= EXERCISE INSTRUCTIONS =
Output every entry exactly as written, but omit the pictures.

= Dataset entries on figures =
##########

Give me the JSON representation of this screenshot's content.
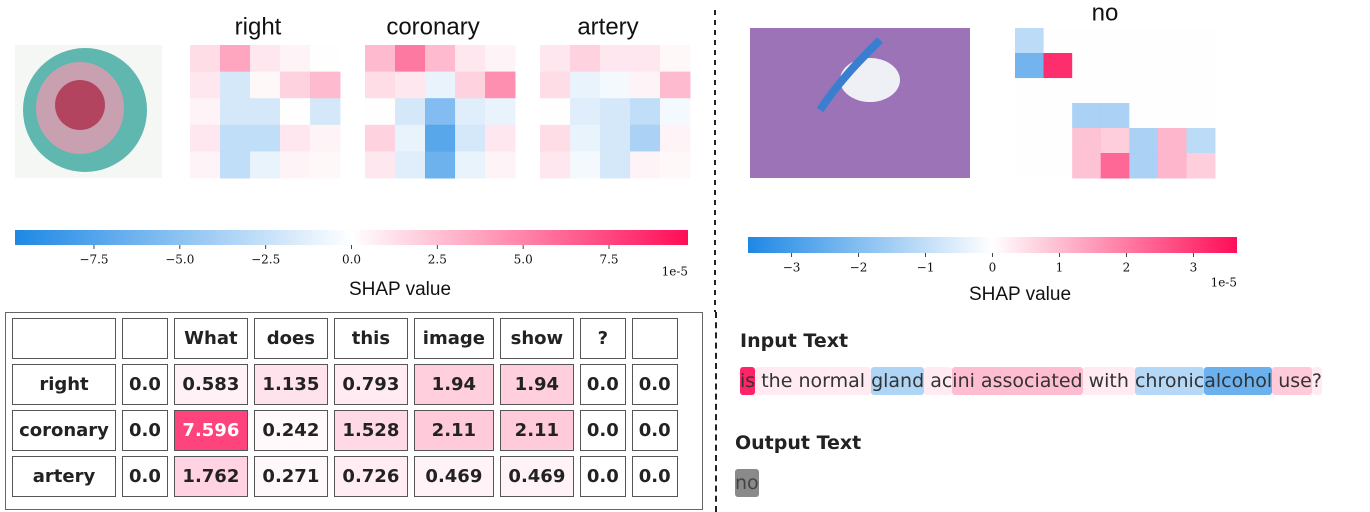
{
  "left_panel": {
    "image_heatmaps": [
      {
        "title": "right",
        "values": [
          [
            1.5,
            4,
            1,
            0.5,
            0
          ],
          [
            1,
            -2,
            0.3,
            2,
            3
          ],
          [
            0.5,
            -2,
            -2,
            0,
            -2
          ],
          [
            1,
            -3,
            -3,
            1,
            0.5
          ],
          [
            0.5,
            -3,
            -1,
            0.5,
            0.3
          ]
        ]
      },
      {
        "title": "coronary",
        "values": [
          [
            3,
            6,
            3,
            1,
            0.5
          ],
          [
            1.5,
            1,
            -1,
            2,
            5
          ],
          [
            0,
            -2,
            -6,
            -1.5,
            -1
          ],
          [
            2,
            -1,
            -8,
            -2,
            1
          ],
          [
            1,
            -1.5,
            -7,
            -1,
            0.5
          ]
        ]
      },
      {
        "title": "artery",
        "values": [
          [
            1,
            2,
            1,
            1,
            0.3
          ],
          [
            1.5,
            -1,
            -0.5,
            0.5,
            3
          ],
          [
            0,
            -1.5,
            -2,
            -3,
            -0.5
          ],
          [
            1.5,
            -1,
            -2,
            -4,
            0.5
          ],
          [
            1,
            -0.5,
            -2,
            0.5,
            0.3
          ]
        ]
      }
    ],
    "colorbar": {
      "lim": [
        -9.8,
        9.8
      ],
      "neg_color": "#1e88e5",
      "pos_color": "#ff0d57",
      "ticks": [
        {
          "value": -7.5,
          "label": "−7.5"
        },
        {
          "value": -5,
          "label": "−5.0"
        },
        {
          "value": -2.5,
          "label": "−2.5"
        },
        {
          "value": 0,
          "label": "0.0"
        },
        2.5,
        {
          "value": 5,
          "label": "5.0"
        },
        7.5
      ],
      "label": "SHAP value",
      "scale_label": "1e-5"
    },
    "table": {
      "header": [
        null,
        null,
        "What",
        "does",
        "this",
        "image",
        "show",
        "?",
        null
      ],
      "rows": [
        [
          "right",
          "0.0",
          "0.583",
          "1.135",
          "0.793",
          "1.94",
          "1.94",
          "0.0",
          "0.0"
        ],
        [
          "coronary",
          "0.0",
          "7.596",
          "0.242",
          "1.528",
          "2.11",
          "2.11",
          "0.0",
          "0.0"
        ],
        [
          "artery",
          "0.0",
          "1.762",
          "0.271",
          "0.726",
          "0.469",
          "0.469",
          "0.0",
          "0.0"
        ]
      ]
    }
  },
  "right_panel": {
    "heatmap": {
      "title": "no",
      "values": [
        [
          -1.2,
          0,
          0,
          0,
          0,
          0,
          0
        ],
        [
          -2.5,
          3.5,
          0,
          0,
          0,
          0,
          0
        ],
        [
          0,
          0,
          0,
          0,
          0,
          0,
          0
        ],
        [
          0,
          0,
          -1.5,
          -1.5,
          0,
          0,
          0
        ],
        [
          0,
          0,
          1,
          0.8,
          -1.5,
          1.2,
          -1.2
        ],
        [
          0,
          0,
          1,
          2.5,
          -1.5,
          1.2,
          0.8
        ]
      ]
    },
    "colorbar": {
      "lim": [
        -3.65,
        3.65
      ],
      "neg_color": "#1e88e5",
      "pos_color": "#ff0d57",
      "ticks": [
        {
          "value": -3,
          "label": "−3"
        },
        {
          "value": -2,
          "label": "−2"
        },
        {
          "value": -1,
          "label": "−1"
        },
        0,
        1,
        2,
        3
      ],
      "label": "SHAP value",
      "scale_label": "1e-5"
    },
    "input_text": {
      "title": "Input Text",
      "tokens": [
        {
          "text": "is",
          "value": 3.3
        },
        {
          "text": " the normal ",
          "value": 0.3
        },
        {
          "text": "gland",
          "value": -1.3
        },
        {
          "text": " ac",
          "value": 0.3
        },
        {
          "text": "ini associated",
          "value": 1.0
        },
        {
          "text": " with ",
          "value": 0.3
        },
        {
          "text": "chronic",
          "value": -1.2
        },
        {
          "text": "alcohol",
          "value": -2.4
        },
        {
          "text": " use",
          "value": 0.8
        },
        {
          "text": "?",
          "value": 0.3
        }
      ]
    },
    "output_text": {
      "title": "Output Text",
      "tokens": [
        {
          "text": "no"
        }
      ]
    }
  }
}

##########

= WORKED SOLUTION =
Give me the JSON representation of this screenshot's content.
{
  "left_panel": {
    "image_heatmaps": [
      {
        "title": "right",
        "values": [
          [
            1.5,
            4,
            1,
            0.5,
            0
          ],
          [
            1,
            -2,
            0.3,
            2,
            3
          ],
          [
            0.5,
            -2,
            -2,
            0,
            -2
          ],
          [
            1,
            -3,
            -3,
            1,
            0.5
          ],
          [
            0.5,
            -3,
            -1,
            0.5,
            0.3
          ]
        ]
      },
      {
        "title": "coronary",
        "values": [
          [
            3,
            6,
            3,
            1,
            0.5
          ],
          [
            1.5,
            1,
            -1,
            2,
            5
          ],
          [
            0,
            -2,
            -6,
            -1.5,
            -1
          ],
          [
            2,
            -1,
            -8,
            -2,
            1
          ],
          [
            1,
            -1.5,
            -7,
            -1,
            0.5
          ]
        ]
      },
      {
        "title": "artery",
        "values": [
          [
            1,
            2,
            1,
            1,
            0.3
          ],
          [
            1.5,
            -1,
            -0.5,
            0.5,
            3
          ],
          [
            0,
            -1.5,
            -2,
            -3,
            -0.5
          ],
          [
            1.5,
            -1,
            -2,
            -4,
            0.5
          ],
          [
            1,
            -0.5,
            -2,
            0.5,
            0.3
          ]
        ]
      }
    ],
    "colorbar": {
      "lim": [
        -9.8,
        9.8
      ],
      "neg_color": "#1e88e5",
      "pos_color": "#ff0d57",
      "ticks": [
        {
          "value": -7.5,
          "label": "−7.5"
        },
        {
          "value": -5,
          "label": "−5.0"
        },
        {
          "value": -2.5,
          "label": "−2.5"
        },
        {
          "value": 0,
          "label": "0.0"
        },
        2.5,
        {
          "value": 5,
          "label": "5.0"
        },
        7.5
      ],
      "label": "SHAP value",
      "scale_label": "1e-5"
    },
    "table": {
      "header": [
        null,
        null,
        "What",
        "does",
        "this",
        "image",
        "show",
        "?",
        null
      ],
      "rows": [
        [
          "right",
          "0.0",
          "0.583",
          "1.135",
          "0.793",
          "1.94",
          "1.94",
          "0.0",
          "0.0"
        ],
        [
          "coronary",
          "0.0",
          "7.596",
          "0.242",
          "1.528",
          "2.11",
          "2.11",
          "0.0",
          "0.0"
        ],
        [
          "artery",
          "0.0",
          "1.762",
          "0.271",
          "0.726",
          "0.469",
          "0.469",
          "0.0",
          "0.0"
        ]
      ]
    }
  },
  "right_panel": {
    "heatmap": {
      "title": "no",
      "values": [
        [
          -1.2,
          0,
          0,
          0,
          0,
          0,
          0
        ],
        [
          -2.5,
          3.5,
          0,
          0,
          0,
          0,
          0
        ],
        [
          0,
          0,
          0,
          0,
          0,
          0,
          0
        ],
        [
          0,
          0,
          -1.5,
          -1.5,
          0,
          0,
          0
        ],
        [
          0,
          0,
          1,
          0.8,
          -1.5,
          1.2,
          -1.2
        ],
        [
          0,
          0,
          1,
          2.5,
          -1.5,
          1.2,
          0.8
        ]
      ]
    },
    "colorbar": {
      "lim": [
        -3.65,
        3.65
      ],
      "neg_color": "#1e88e5",
      "pos_color": "#ff0d57",
      "ticks": [
        {
          "value": -3,
          "label": "−3"
        },
        {
          "value": -2,
          "label": "−2"
        },
        {
          "value": -1,
          "label": "−1"
        },
        0,
        1,
        2,
        3
      ],
      "label": "SHAP value",
      "scale_label": "1e-5"
    },
    "input_text": {
      "title": "Input Text",
      "tokens": [
        {
          "text": "is",
          "value": 3.3
        },
        {
          "text": " the normal ",
          "value": 0.3
        },
        {
          "text": "gland",
          "value": -1.3
        },
        {
          "text": " ac",
          "value": 0.3
        },
        {
          "text": "ini associated",
          "value": 1.0
        },
        {
          "text": " with ",
          "value": 0.3
        },
        {
          "text": "chronic",
          "value": -1.2
        },
        {
          "text": "alcohol",
          "value": -2.4
        },
        {
          "text": " use",
          "value": 0.8
        },
        {
          "text": "?",
          "value": 0.3
        }
      ]
    },
    "output_text": {
      "title": "Output Text",
      "tokens": [
        {
          "text": "no"
        }
      ]
    }
  }
}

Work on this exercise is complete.